→ **Extracted data**

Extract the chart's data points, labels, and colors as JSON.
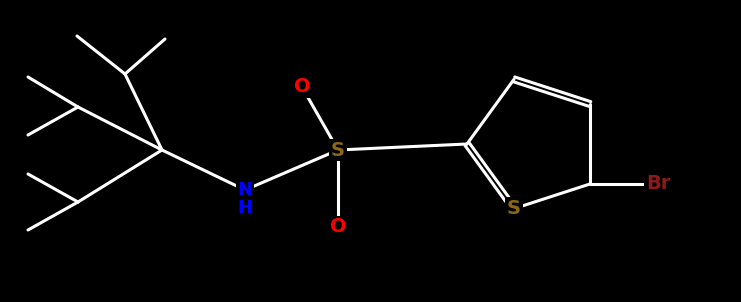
{
  "bg_color": "#000000",
  "bond_color": "#ffffff",
  "bond_width": 2.2,
  "fig_width": 7.41,
  "fig_height": 3.02,
  "dpi": 100,
  "colors": {
    "O": "#ff0000",
    "S": "#8B6914",
    "N": "#0000ff",
    "Br": "#8b1a1a",
    "C": "#ffffff"
  }
}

→ **Problem statement**
Set down all the entries exactly as they appear, but skip any pictures.

→ **Exercise response**
Extract the chart's data points, labels, and colors as JSON.
{
  "bg_color": "#000000",
  "bond_color": "#ffffff",
  "bond_width": 2.2,
  "fig_width": 7.41,
  "fig_height": 3.02,
  "dpi": 100,
  "colors": {
    "O": "#ff0000",
    "S": "#8B6914",
    "N": "#0000ff",
    "Br": "#8b1a1a",
    "C": "#ffffff"
  }
}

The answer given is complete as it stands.